What you are asked to do =>
Each record below should appear again exactly as written.

## Start Supplied data

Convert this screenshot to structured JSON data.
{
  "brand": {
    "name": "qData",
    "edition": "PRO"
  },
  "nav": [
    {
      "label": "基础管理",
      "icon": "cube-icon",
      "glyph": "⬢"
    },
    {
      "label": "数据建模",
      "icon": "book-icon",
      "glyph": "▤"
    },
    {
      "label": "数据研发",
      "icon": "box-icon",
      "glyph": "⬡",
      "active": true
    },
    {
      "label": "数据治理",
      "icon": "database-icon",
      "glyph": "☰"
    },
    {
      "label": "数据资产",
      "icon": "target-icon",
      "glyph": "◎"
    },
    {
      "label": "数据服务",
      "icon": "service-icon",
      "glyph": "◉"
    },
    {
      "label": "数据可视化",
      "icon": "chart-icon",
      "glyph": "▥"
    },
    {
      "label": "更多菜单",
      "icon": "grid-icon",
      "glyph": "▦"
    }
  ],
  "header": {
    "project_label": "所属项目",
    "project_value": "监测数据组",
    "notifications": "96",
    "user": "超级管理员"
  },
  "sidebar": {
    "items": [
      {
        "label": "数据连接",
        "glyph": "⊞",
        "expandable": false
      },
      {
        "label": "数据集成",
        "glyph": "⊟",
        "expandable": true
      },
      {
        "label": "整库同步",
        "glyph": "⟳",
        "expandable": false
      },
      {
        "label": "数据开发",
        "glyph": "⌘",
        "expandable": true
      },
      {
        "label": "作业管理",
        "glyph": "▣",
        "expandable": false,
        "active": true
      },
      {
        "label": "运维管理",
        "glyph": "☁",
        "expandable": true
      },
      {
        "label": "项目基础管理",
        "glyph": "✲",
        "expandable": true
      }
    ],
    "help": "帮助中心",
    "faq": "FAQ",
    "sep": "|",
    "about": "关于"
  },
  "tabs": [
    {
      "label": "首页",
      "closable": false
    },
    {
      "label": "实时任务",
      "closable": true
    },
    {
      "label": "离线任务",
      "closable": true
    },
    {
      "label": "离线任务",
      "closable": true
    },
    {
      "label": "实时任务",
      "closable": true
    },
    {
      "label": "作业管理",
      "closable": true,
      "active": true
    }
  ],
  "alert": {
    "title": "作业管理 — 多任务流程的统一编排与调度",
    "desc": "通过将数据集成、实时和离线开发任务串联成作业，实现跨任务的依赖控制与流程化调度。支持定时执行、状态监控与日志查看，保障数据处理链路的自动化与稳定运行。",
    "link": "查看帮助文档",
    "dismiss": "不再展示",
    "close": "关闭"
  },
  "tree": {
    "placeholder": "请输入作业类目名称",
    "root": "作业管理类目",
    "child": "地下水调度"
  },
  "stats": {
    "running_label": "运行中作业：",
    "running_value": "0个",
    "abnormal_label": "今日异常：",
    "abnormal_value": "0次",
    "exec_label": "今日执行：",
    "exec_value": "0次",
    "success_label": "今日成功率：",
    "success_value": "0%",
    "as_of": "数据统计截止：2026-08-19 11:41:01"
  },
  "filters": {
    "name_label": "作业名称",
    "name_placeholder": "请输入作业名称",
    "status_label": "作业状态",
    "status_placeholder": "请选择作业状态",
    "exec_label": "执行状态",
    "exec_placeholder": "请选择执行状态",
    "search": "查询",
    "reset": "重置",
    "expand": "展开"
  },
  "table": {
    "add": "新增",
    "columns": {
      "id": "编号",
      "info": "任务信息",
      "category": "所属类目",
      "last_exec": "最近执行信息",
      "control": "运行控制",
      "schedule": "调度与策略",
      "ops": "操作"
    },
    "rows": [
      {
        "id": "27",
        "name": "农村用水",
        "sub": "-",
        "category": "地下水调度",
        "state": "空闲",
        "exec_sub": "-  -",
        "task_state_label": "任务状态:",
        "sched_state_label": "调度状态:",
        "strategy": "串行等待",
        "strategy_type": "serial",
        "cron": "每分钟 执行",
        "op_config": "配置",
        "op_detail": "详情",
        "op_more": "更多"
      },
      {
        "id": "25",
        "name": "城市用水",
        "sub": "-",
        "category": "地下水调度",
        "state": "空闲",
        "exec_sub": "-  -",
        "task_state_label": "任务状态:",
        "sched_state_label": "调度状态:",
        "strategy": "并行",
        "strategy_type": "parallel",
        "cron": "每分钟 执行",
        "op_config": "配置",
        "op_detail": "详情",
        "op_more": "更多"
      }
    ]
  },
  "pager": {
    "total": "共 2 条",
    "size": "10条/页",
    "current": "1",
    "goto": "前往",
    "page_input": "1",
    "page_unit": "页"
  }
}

## End Supplied data

Answer to the task =>
Convert this screenshot to structured JSON data.
{
  "brand": {
    "name": "qData",
    "edition": "PRO"
  },
  "nav": [
    {
      "label": "基础管理",
      "icon": "cube-icon",
      "glyph": "⬢"
    },
    {
      "label": "数据建模",
      "icon": "book-icon",
      "glyph": "▤"
    },
    {
      "label": "数据研发",
      "icon": "box-icon",
      "glyph": "⬡",
      "active": true
    },
    {
      "label": "数据治理",
      "icon": "database-icon",
      "glyph": "☰"
    },
    {
      "label": "数据资产",
      "icon": "target-icon",
      "glyph": "◎"
    },
    {
      "label": "数据服务",
      "icon": "service-icon",
      "glyph": "◉"
    },
    {
      "label": "数据可视化",
      "icon": "chart-icon",
      "glyph": "▥"
    },
    {
      "label": "更多菜单",
      "icon": "grid-icon",
      "glyph": "▦"
    }
  ],
  "header": {
    "project_label": "所属项目",
    "project_value": "监测数据组",
    "notifications": "96",
    "user": "超级管理员"
  },
  "sidebar": {
    "items": [
      {
        "label": "数据连接",
        "glyph": "⊞",
        "expandable": false
      },
      {
        "label": "数据集成",
        "glyph": "⊟",
        "expandable": true
      },
      {
        "label": "整库同步",
        "glyph": "⟳",
        "expandable": false
      },
      {
        "label": "数据开发",
        "glyph": "⌘",
        "expandable": true
      },
      {
        "label": "作业管理",
        "glyph": "▣",
        "expandable": false,
        "active": true
      },
      {
        "label": "运维管理",
        "glyph": "☁",
        "expandable": true
      },
      {
        "label": "项目基础管理",
        "glyph": "✲",
        "expandable": true
      }
    ],
    "help": "帮助中心",
    "faq": "FAQ",
    "sep": "|",
    "about": "关于"
  },
  "tabs": [
    {
      "label": "首页",
      "closable": false
    },
    {
      "label": "实时任务",
      "closable": true
    },
    {
      "label": "离线任务",
      "closable": true
    },
    {
      "label": "离线任务",
      "closable": true
    },
    {
      "label": "实时任务",
      "closable": true
    },
    {
      "label": "作业管理",
      "closable": true,
      "active": true
    }
  ],
  "alert": {
    "title": "作业管理 — 多任务流程的统一编排与调度",
    "desc": "通过将数据集成、实时和离线开发任务串联成作业，实现跨任务的依赖控制与流程化调度。支持定时执行、状态监控与日志查看，保障数据处理链路的自动化与稳定运行。",
    "link": "查看帮助文档",
    "dismiss": "不再展示",
    "close": "关闭"
  },
  "tree": {
    "placeholder": "请输入作业类目名称",
    "root": "作业管理类目",
    "child": "地下水调度"
  },
  "stats": {
    "running_label": "运行中作业：",
    "running_value": "0个",
    "abnormal_label": "今日异常：",
    "abnormal_value": "0次",
    "exec_label": "今日执行：",
    "exec_value": "0次",
    "success_label": "今日成功率：",
    "success_value": "0%",
    "as_of": "数据统计截止：2026-08-19 11:41:01"
  },
  "filters": {
    "name_label": "作业名称",
    "name_placeholder": "请输入作业名称",
    "status_label": "作业状态",
    "status_placeholder": "请选择作业状态",
    "exec_label": "执行状态",
    "exec_placeholder": "请选择执行状态",
    "search": "查询",
    "reset": "重置",
    "expand": "展开"
  },
  "table": {
    "add": "新增",
    "columns": {
      "id": "编号",
      "info": "任务信息",
      "category": "所属类目",
      "last_exec": "最近执行信息",
      "control": "运行控制",
      "schedule": "调度与策略",
      "ops": "操作"
    },
    "rows": [
      {
        "id": "27",
        "name": "农村用水",
        "sub": "-",
        "category": "地下水调度",
        "state": "空闲",
        "exec_sub": "-  -",
        "task_state_label": "任务状态:",
        "sched_state_label": "调度状态:",
        "strategy": "串行等待",
        "strategy_type": "serial",
        "cron": "每分钟 执行",
        "op_config": "配置",
        "op_detail": "详情",
        "op_more": "更多"
      },
      {
        "id": "25",
        "name": "城市用水",
        "sub": "-",
        "category": "地下水调度",
        "state": "空闲",
        "exec_sub": "-  -",
        "task_state_label": "任务状态:",
        "sched_state_label": "调度状态:",
        "strategy": "并行",
        "strategy_type": "parallel",
        "cron": "每分钟 执行",
        "op_config": "配置",
        "op_detail": "详情",
        "op_more": "更多"
      }
    ]
  },
  "pager": {
    "total": "共 2 条",
    "size": "10条/页",
    "current": "1",
    "goto": "前往",
    "page_input": "1",
    "page_unit": "页"
  }
}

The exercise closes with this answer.